OBJECTIVE: Starting at the line that contains "Enumerate this screenshot's", quote each line exactly through the last line of the entries, both included.

Dataset items:
++++++
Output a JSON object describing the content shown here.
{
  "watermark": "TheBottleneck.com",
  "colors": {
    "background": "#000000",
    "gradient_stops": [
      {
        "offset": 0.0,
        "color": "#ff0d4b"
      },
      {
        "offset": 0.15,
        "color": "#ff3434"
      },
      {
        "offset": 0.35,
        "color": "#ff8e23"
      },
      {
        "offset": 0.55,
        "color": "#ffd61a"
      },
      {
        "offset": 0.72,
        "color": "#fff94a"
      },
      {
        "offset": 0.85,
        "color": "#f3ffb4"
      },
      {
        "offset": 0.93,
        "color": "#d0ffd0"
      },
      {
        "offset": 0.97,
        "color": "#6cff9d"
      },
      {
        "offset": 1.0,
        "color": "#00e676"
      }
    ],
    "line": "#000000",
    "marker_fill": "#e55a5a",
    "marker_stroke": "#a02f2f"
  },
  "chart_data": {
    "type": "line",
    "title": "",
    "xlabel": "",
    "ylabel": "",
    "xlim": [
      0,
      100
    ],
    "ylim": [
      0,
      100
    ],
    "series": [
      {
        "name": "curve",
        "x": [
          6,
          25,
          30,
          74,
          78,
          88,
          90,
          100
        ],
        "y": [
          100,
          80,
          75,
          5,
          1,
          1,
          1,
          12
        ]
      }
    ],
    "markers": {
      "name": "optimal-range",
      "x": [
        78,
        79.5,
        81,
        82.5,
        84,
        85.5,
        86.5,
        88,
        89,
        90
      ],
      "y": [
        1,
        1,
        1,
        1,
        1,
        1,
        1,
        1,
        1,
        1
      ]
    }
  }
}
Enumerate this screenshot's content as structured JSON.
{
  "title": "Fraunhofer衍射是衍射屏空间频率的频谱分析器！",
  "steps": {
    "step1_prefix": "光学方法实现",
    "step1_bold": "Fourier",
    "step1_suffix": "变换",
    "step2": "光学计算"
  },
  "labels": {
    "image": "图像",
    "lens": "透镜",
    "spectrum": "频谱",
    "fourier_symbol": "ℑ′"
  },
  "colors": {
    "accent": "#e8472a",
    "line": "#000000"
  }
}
++++++
SOLUTION TO THE PROBLEM:
Enumerate this screenshot's content as structured JSON.
{
  "title": "Fraunhofer衍射是衍射屏空间频率的频谱分析器！",
  "steps": {
    "step1_prefix": "光学方法实现",
    "step1_bold": "Fourier",
    "step1_suffix": "变换",
    "step2": "光学计算"
  },
  "labels": {
    "image": "图像",
    "lens": "透镜",
    "spectrum": "频谱",
    "fourier_symbol": "ℑ′"
  },
  "colors": {
    "accent": "#e8472a",
    "line": "#000000"
  }
}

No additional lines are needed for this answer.